__The task__
Rewrite the data below with every "Bedroom" switched to "Guest Room" and everything else unchanged. Omit the pictures from your output.

__Data rows__
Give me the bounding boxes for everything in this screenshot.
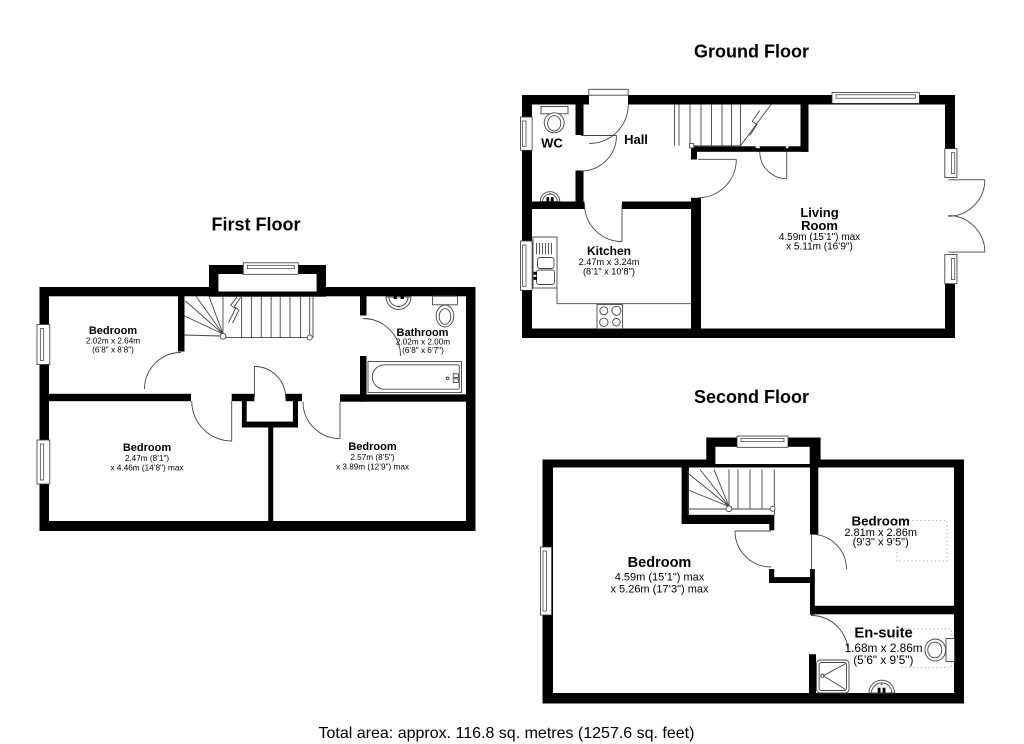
svg-text:x 3.89m (12’9") max: x 3.89m (12’9") max: [336, 462, 409, 471]
svg-text:WC: WC: [541, 135, 563, 150]
svg-text:(8’1" x 10’8"): (8’1" x 10’8"): [583, 266, 635, 276]
svg-text:x 4.46m (14’8") max: x 4.46m (14’8") max: [111, 463, 184, 472]
svg-text:Ground Floor: Ground Floor: [694, 42, 809, 62]
svg-text:x 5.11m (16’9"): x 5.11m (16’9"): [786, 241, 853, 252]
svg-text:2.47m x 3.24m: 2.47m x 3.24m: [579, 257, 640, 267]
svg-text:(6’8" x 8’8"): (6’8" x 8’8"): [92, 346, 134, 355]
svg-text:2.47m (8’1"): 2.47m (8’1"): [125, 454, 170, 463]
svg-text:Total area: approx. 116.8 sq.: Total area: approx. 116.8 sq. metres (12…: [319, 725, 695, 742]
svg-text:Bedroom: Bedroom: [123, 442, 172, 454]
svg-text:Hall: Hall: [624, 132, 648, 147]
svg-text:Second Floor: Second Floor: [694, 387, 809, 407]
svg-text:En-suite: En-suite: [854, 626, 912, 642]
svg-text:2.57m (8’5"): 2.57m (8’5"): [350, 453, 395, 462]
svg-text:2.02m x 2.64m: 2.02m x 2.64m: [86, 337, 140, 346]
svg-text:4.59m (15’1") max: 4.59m (15’1") max: [615, 572, 705, 584]
svg-text:Bedroom: Bedroom: [89, 325, 138, 337]
svg-text:x 5.26m (17’3") max: x 5.26m (17’3") max: [610, 583, 709, 595]
svg-text:Bedroom: Bedroom: [348, 441, 397, 453]
svg-text:Bedroom: Bedroom: [628, 555, 692, 571]
svg-text:(5’6" x 9’5"): (5’6" x 9’5"): [853, 653, 913, 667]
svg-text:(9’3" x 9’5"): (9’3" x 9’5"): [853, 537, 909, 549]
svg-text:Room: Room: [801, 218, 838, 233]
svg-text:(6’8" x 6’7"): (6’8" x 6’7"): [402, 346, 444, 355]
svg-text:First Floor: First Floor: [212, 215, 301, 235]
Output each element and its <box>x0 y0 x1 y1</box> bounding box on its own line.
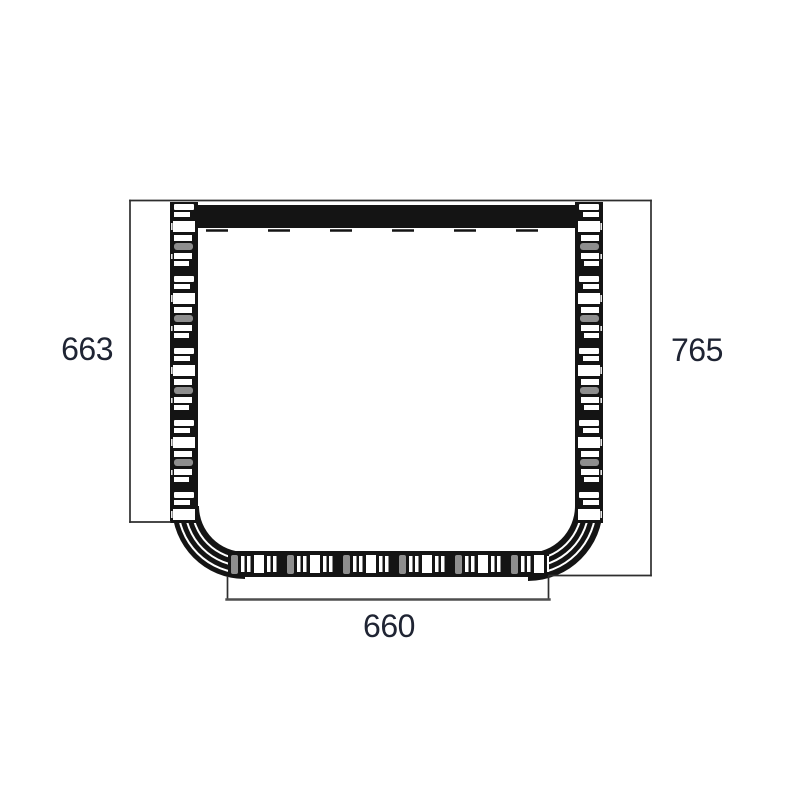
top-rail <box>197 205 577 231</box>
dimension-label-right: 765 <box>671 332 723 368</box>
dimensions: 663 765 660 <box>61 201 723 645</box>
radiator-body <box>170 202 603 581</box>
right-rail <box>575 202 603 523</box>
top-rail-bar <box>197 205 577 228</box>
dimension-label-left: 663 <box>61 331 113 367</box>
bottom-rail <box>228 551 549 577</box>
left-rail <box>170 202 198 523</box>
dimension-bottom: 660 <box>227 577 550 644</box>
dimension-left: 663 <box>61 201 170 523</box>
dimension-label-bottom: 660 <box>363 608 415 644</box>
towel-rail-dimension-drawing: 663 765 660 <box>0 0 800 800</box>
drawing-canvas: 663 765 660 <box>0 0 800 800</box>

__Solution to this task__
Give me the bounding boxes for everything in this screenshot.
svg-text:x 3.89m (12’9") max: x 3.89m (12’9") max: [336, 462, 409, 471]
svg-text:WC: WC: [541, 135, 563, 150]
svg-text:(8’1" x 10’8"): (8’1" x 10’8"): [583, 266, 635, 276]
svg-text:x 4.46m (14’8") max: x 4.46m (14’8") max: [111, 463, 184, 472]
svg-text:Ground Floor: Ground Floor: [694, 42, 809, 62]
svg-text:x 5.11m (16’9"): x 5.11m (16’9"): [786, 241, 853, 252]
svg-text:2.47m x 3.24m: 2.47m x 3.24m: [579, 257, 640, 267]
svg-text:(6’8" x 8’8"): (6’8" x 8’8"): [92, 346, 134, 355]
svg-text:2.47m (8’1"): 2.47m (8’1"): [125, 454, 170, 463]
svg-text:Total area: approx. 116.8 sq.: Total area: approx. 116.8 sq. metres (12…: [319, 725, 695, 742]
svg-text:Guest Room: Guest Room: [123, 442, 172, 454]
svg-text:Hall: Hall: [624, 132, 648, 147]
svg-text:Second Floor: Second Floor: [694, 387, 809, 407]
svg-text:En-suite: En-suite: [854, 626, 912, 642]
svg-text:2.57m (8’5"): 2.57m (8’5"): [350, 453, 395, 462]
svg-text:2.02m x 2.64m: 2.02m x 2.64m: [86, 337, 140, 346]
svg-text:4.59m (15’1") max: 4.59m (15’1") max: [615, 572, 705, 584]
svg-text:Guest Room: Guest Room: [89, 325, 138, 337]
svg-text:x 5.26m (17’3") max: x 5.26m (17’3") max: [610, 583, 709, 595]
svg-text:Guest Room: Guest Room: [348, 441, 397, 453]
svg-text:Guest Room: Guest Room: [628, 555, 692, 571]
svg-text:(5’6" x 9’5"): (5’6" x 9’5"): [853, 653, 913, 667]
svg-text:(9’3" x 9’5"): (9’3" x 9’5"): [853, 537, 909, 549]
svg-text:Room: Room: [801, 218, 838, 233]
svg-text:(6’8" x 6’7"): (6’8" x 6’7"): [402, 346, 444, 355]
svg-text:First Floor: First Floor: [212, 215, 301, 235]
Output each element and its <box>x0 y0 x1 y1</box> bounding box on its own line.
top-rail <box>197 205 577 231</box>
dimension-label-right: 765 <box>671 332 723 368</box>
dimensions: 663 765 660 <box>61 201 723 645</box>
radiator-body <box>170 202 603 581</box>
right-rail <box>575 202 603 523</box>
top-rail-bar <box>197 205 577 228</box>
dimension-label-left: 663 <box>61 331 113 367</box>
bottom-rail <box>228 551 549 577</box>
left-rail <box>170 202 198 523</box>
dimension-bottom: 660 <box>227 577 550 644</box>
dimension-left: 663 <box>61 201 170 523</box>
dimension-label-bottom: 660 <box>363 608 415 644</box>
towel-rail-dimension-drawing: 663 765 660 <box>0 0 800 800</box>
drawing-canvas: 663 765 660 <box>0 0 800 800</box>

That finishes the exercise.